WHAT YOU NEED TO DO
Select every line holding the word "text" and copy it.

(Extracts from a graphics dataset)
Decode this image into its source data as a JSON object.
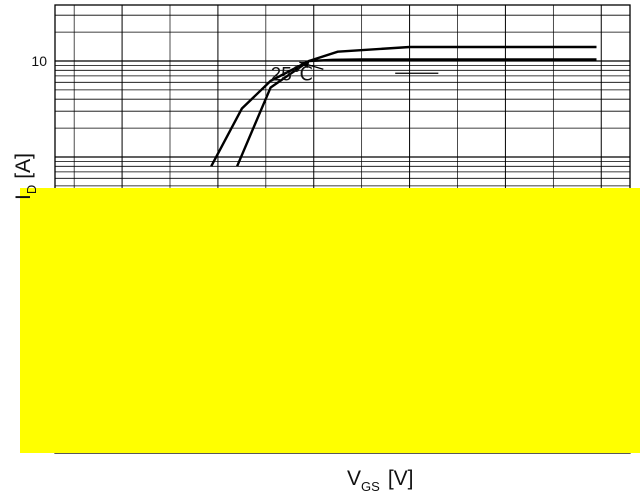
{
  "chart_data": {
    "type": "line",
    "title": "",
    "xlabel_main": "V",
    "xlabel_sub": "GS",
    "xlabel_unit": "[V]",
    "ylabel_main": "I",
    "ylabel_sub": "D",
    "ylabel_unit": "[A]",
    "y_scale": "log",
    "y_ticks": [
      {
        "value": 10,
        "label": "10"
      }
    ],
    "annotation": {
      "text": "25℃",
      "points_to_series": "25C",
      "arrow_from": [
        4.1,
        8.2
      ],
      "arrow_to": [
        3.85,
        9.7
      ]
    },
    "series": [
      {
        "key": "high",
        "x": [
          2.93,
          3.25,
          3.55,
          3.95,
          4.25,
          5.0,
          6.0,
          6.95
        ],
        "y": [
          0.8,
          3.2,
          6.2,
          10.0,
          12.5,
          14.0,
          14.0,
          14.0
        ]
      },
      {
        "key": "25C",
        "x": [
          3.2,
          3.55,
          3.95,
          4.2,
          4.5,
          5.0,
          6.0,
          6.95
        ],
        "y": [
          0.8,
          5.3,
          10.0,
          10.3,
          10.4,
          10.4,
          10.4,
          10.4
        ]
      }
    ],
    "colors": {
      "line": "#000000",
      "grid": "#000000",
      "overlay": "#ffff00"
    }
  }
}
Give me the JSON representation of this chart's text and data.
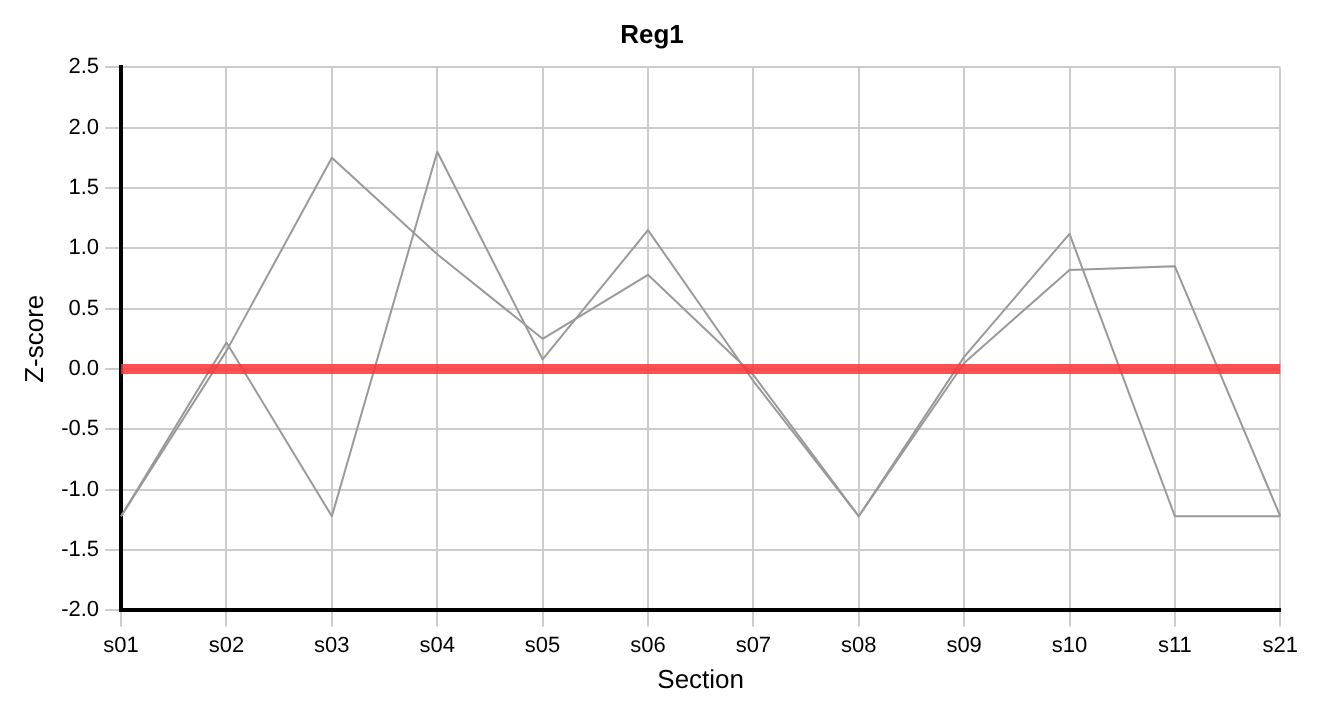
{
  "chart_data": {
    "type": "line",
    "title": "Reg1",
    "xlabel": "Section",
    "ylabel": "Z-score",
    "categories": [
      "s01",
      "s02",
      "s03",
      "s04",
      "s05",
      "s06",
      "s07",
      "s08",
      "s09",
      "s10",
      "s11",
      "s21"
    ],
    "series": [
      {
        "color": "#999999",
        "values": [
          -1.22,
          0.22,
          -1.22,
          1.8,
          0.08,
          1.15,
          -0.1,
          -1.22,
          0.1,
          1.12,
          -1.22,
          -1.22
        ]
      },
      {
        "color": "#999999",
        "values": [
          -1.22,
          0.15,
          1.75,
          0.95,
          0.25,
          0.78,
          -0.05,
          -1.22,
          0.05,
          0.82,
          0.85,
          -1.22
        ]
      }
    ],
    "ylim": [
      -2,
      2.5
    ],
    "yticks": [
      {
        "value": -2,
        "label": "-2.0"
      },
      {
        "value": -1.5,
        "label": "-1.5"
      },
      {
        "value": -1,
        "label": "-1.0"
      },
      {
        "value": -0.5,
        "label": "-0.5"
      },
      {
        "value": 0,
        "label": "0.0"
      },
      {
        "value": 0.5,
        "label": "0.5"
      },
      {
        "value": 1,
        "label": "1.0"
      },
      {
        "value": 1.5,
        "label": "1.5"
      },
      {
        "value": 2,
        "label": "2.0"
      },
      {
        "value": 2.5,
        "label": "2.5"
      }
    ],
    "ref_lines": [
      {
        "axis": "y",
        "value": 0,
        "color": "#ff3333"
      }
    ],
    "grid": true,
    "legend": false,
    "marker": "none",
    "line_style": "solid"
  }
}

TASK OUTPUT
      "text": "25℃",
Give me the JSON representation of this chart's text and data.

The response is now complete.